THE EXERCISE: Every line from the one with "What data populates" through the final line must be written out exactly, and no other line; omit the pictures.

GIVEN ENTRIES:
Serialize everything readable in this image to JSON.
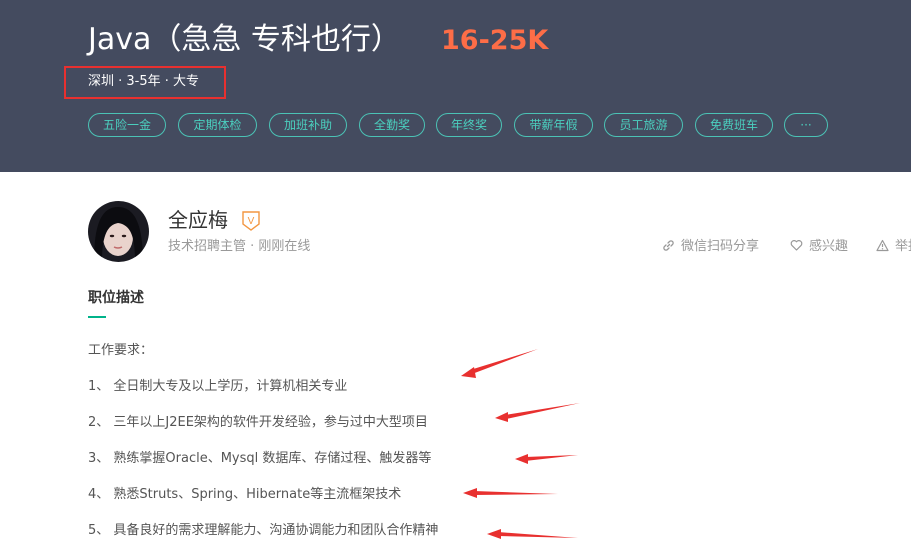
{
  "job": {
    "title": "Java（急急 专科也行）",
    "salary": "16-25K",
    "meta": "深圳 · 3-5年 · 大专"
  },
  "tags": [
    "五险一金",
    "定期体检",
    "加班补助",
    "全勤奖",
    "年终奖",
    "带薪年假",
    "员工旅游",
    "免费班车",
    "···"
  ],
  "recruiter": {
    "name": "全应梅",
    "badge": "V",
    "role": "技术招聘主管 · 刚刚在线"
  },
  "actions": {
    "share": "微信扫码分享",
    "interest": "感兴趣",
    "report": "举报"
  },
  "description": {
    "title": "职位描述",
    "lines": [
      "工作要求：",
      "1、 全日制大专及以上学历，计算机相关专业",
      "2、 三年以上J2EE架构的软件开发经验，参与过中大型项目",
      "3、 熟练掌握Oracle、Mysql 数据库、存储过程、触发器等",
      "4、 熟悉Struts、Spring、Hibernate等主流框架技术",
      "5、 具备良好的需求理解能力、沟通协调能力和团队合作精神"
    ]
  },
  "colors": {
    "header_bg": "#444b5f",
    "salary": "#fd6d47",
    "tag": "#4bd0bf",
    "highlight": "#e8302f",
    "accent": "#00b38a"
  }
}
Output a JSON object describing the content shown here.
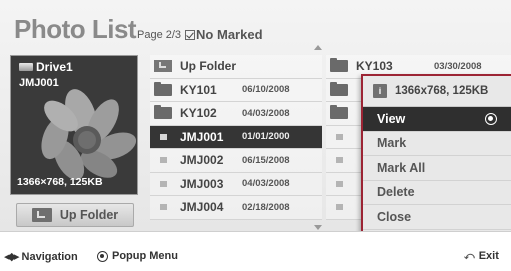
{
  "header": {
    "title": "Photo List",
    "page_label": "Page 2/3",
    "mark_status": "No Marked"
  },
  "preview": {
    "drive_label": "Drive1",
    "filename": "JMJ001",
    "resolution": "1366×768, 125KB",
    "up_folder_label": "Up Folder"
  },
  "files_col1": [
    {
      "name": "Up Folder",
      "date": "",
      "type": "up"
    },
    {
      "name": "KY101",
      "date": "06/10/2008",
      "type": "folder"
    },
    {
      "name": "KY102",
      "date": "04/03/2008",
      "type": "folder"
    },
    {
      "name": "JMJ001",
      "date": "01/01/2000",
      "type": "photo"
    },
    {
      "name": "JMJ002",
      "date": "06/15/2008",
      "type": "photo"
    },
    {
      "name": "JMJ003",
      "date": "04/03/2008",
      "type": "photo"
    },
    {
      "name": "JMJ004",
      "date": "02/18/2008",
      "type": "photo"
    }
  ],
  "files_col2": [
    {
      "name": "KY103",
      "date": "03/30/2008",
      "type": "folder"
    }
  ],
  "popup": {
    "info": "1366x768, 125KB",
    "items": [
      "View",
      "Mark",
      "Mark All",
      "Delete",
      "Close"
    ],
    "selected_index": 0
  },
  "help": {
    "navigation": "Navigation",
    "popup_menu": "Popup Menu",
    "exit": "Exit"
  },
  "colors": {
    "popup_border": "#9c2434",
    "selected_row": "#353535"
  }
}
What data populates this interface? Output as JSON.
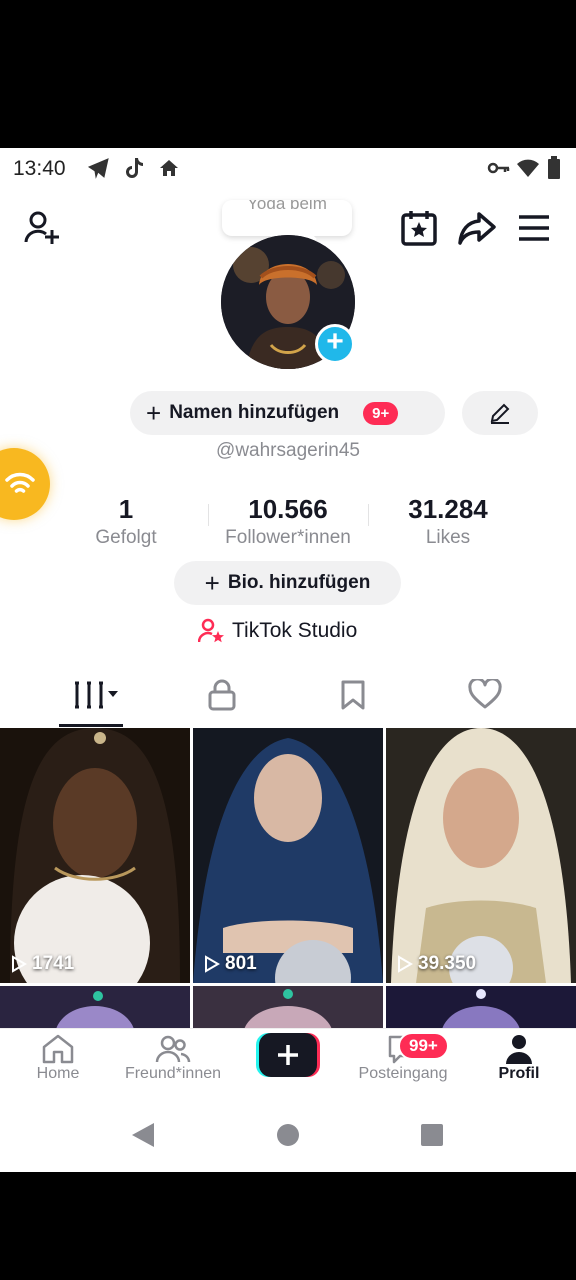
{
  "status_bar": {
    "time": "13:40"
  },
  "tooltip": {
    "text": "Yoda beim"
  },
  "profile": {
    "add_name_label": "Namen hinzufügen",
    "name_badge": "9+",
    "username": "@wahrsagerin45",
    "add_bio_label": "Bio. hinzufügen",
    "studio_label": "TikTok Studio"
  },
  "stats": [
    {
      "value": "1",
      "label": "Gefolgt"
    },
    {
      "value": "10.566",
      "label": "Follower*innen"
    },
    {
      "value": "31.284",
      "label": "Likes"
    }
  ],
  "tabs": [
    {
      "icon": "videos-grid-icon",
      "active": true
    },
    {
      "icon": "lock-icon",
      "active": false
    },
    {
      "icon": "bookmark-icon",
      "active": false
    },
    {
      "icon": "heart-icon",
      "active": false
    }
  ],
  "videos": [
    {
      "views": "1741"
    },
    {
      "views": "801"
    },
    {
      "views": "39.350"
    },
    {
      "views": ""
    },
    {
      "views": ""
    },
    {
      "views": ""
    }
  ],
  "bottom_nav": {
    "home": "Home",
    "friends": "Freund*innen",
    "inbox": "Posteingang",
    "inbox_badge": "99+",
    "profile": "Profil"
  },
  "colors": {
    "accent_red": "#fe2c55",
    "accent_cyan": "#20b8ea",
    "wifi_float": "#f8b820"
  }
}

CORRECT ANSWER:
What data populates this interface? Output as JSON.
{
  "status_bar": {
    "time": "13:40"
  },
  "tooltip": {
    "text": "Yoda beim"
  },
  "profile": {
    "add_name_label": "Namen hinzufügen",
    "name_badge": "9+",
    "username": "@wahrsagerin45",
    "add_bio_label": "Bio. hinzufügen",
    "studio_label": "TikTok Studio"
  },
  "stats": [
    {
      "value": "1",
      "label": "Gefolgt"
    },
    {
      "value": "10.566",
      "label": "Follower*innen"
    },
    {
      "value": "31.284",
      "label": "Likes"
    }
  ],
  "tabs": [
    {
      "icon": "videos-grid-icon",
      "active": true
    },
    {
      "icon": "lock-icon",
      "active": false
    },
    {
      "icon": "bookmark-icon",
      "active": false
    },
    {
      "icon": "heart-icon",
      "active": false
    }
  ],
  "videos": [
    {
      "views": "1741"
    },
    {
      "views": "801"
    },
    {
      "views": "39.350"
    },
    {
      "views": ""
    },
    {
      "views": ""
    },
    {
      "views": ""
    }
  ],
  "bottom_nav": {
    "home": "Home",
    "friends": "Freund*innen",
    "inbox": "Posteingang",
    "inbox_badge": "99+",
    "profile": "Profil"
  },
  "colors": {
    "accent_red": "#fe2c55",
    "accent_cyan": "#20b8ea",
    "wifi_float": "#f8b820"
  }
}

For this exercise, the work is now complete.